Data for the task
• • • • •

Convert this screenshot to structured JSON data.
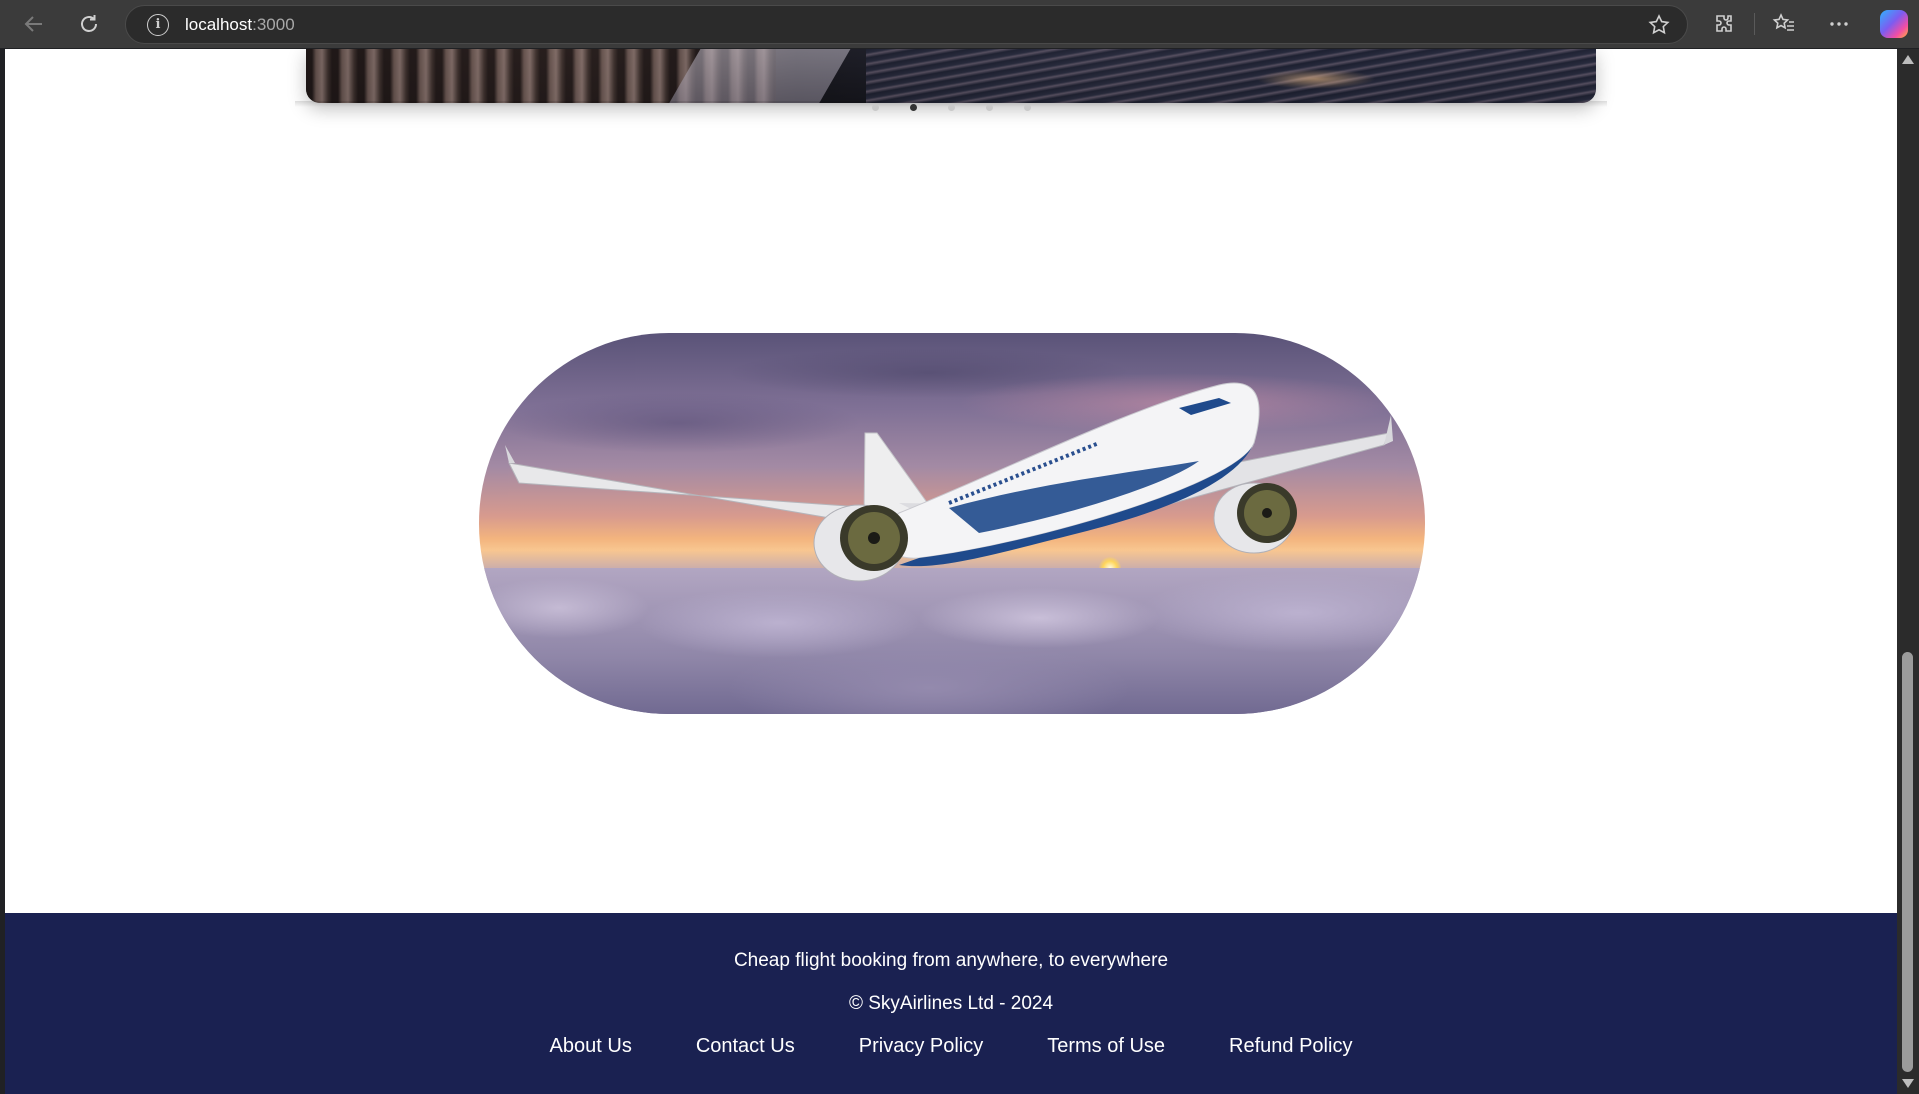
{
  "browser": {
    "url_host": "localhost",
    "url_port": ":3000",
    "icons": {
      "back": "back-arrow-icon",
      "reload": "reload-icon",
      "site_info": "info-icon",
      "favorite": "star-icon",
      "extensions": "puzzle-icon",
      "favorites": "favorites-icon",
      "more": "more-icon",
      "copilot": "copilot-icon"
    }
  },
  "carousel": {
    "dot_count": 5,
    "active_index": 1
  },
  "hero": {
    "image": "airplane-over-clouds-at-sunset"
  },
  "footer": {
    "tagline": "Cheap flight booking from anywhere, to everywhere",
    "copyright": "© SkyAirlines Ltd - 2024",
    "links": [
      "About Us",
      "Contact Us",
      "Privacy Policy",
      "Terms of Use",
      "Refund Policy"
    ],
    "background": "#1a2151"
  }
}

• • • • •

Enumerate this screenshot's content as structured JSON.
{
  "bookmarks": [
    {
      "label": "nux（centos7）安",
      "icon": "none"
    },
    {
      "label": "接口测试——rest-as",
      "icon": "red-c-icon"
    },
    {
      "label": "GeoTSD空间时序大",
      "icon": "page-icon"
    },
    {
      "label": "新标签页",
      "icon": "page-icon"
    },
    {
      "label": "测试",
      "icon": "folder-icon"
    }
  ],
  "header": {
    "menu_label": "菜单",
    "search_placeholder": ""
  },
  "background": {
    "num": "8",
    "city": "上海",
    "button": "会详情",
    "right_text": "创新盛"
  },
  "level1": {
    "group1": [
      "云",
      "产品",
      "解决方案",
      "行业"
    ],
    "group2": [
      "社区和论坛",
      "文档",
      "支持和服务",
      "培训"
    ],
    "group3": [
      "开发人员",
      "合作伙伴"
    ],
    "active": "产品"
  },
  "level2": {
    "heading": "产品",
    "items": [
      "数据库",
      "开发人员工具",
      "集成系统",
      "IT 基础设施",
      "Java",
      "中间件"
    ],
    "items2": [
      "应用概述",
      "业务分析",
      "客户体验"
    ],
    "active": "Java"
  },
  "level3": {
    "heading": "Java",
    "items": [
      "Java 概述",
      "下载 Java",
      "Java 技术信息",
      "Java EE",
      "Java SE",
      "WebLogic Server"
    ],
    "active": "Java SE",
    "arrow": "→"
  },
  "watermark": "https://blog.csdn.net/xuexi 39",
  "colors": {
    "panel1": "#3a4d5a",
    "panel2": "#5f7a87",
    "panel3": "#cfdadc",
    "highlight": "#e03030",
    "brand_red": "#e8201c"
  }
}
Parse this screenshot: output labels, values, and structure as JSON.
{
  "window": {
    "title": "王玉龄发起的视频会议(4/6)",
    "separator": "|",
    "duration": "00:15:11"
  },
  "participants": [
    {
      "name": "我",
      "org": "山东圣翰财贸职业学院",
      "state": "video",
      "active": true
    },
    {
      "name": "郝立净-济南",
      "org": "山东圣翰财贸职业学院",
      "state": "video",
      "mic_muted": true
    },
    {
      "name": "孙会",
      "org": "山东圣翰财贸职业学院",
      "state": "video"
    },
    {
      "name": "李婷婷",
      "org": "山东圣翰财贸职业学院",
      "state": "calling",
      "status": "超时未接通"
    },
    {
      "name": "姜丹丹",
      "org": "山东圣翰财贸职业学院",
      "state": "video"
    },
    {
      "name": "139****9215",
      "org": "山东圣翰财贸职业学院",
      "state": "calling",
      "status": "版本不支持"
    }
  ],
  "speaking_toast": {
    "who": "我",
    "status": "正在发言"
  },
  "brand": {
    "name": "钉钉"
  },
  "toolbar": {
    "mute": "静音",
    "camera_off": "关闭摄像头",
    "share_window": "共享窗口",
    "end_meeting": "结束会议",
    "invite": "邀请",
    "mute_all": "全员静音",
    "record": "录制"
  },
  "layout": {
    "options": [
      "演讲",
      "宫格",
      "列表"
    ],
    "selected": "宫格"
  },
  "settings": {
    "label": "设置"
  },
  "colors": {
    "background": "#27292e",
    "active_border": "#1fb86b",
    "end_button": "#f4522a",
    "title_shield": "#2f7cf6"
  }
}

• • • • •

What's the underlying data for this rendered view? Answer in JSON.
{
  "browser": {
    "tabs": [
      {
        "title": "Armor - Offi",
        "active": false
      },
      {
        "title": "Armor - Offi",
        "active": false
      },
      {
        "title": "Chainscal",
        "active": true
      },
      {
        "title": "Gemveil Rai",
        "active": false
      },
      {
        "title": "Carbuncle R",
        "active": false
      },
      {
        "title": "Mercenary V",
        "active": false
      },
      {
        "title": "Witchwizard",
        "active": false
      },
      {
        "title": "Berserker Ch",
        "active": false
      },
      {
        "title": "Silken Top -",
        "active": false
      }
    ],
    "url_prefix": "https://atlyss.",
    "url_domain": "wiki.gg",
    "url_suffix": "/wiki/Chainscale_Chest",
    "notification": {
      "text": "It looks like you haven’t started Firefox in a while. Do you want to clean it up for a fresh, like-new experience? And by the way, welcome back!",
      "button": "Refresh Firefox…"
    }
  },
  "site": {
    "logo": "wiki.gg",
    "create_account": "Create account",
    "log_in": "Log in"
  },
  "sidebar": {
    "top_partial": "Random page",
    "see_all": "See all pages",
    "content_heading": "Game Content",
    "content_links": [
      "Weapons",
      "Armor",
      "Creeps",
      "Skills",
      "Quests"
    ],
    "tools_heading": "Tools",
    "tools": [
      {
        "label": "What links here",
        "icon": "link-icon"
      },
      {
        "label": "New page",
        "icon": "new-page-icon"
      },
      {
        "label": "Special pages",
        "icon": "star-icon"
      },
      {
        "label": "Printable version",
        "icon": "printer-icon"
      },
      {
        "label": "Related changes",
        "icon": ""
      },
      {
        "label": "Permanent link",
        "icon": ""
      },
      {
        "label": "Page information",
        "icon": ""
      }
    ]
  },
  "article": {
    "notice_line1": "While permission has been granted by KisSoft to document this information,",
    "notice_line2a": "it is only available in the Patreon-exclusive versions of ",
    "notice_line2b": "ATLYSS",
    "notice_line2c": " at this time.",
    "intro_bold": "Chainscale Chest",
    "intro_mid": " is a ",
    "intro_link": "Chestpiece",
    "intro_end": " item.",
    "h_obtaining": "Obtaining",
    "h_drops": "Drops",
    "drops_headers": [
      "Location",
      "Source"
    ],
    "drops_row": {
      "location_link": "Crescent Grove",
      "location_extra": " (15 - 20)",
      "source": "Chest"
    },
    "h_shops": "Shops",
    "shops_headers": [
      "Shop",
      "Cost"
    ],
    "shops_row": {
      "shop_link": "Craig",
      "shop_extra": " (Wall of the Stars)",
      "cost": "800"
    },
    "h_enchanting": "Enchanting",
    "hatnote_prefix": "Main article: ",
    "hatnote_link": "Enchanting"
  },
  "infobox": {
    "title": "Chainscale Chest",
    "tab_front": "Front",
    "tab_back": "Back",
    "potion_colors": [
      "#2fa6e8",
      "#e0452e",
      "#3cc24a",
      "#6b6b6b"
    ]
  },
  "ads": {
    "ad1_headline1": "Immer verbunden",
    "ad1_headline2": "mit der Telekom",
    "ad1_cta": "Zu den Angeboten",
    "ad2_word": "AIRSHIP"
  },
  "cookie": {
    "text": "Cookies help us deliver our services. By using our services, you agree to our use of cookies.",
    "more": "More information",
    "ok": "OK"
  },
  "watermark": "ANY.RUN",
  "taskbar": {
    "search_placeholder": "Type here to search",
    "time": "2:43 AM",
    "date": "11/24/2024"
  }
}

• • • • •

Written request
Lines from the records above that hold "JSON" are the ones to list.

Exercise response
Convert this screenshot to structured JSON data.
Enumerate this screenshot's content as structured JSON.
Parse this screenshot: output labels, values, and structure as JSON.
What's the underlying data for this rendered view? Answer in JSON.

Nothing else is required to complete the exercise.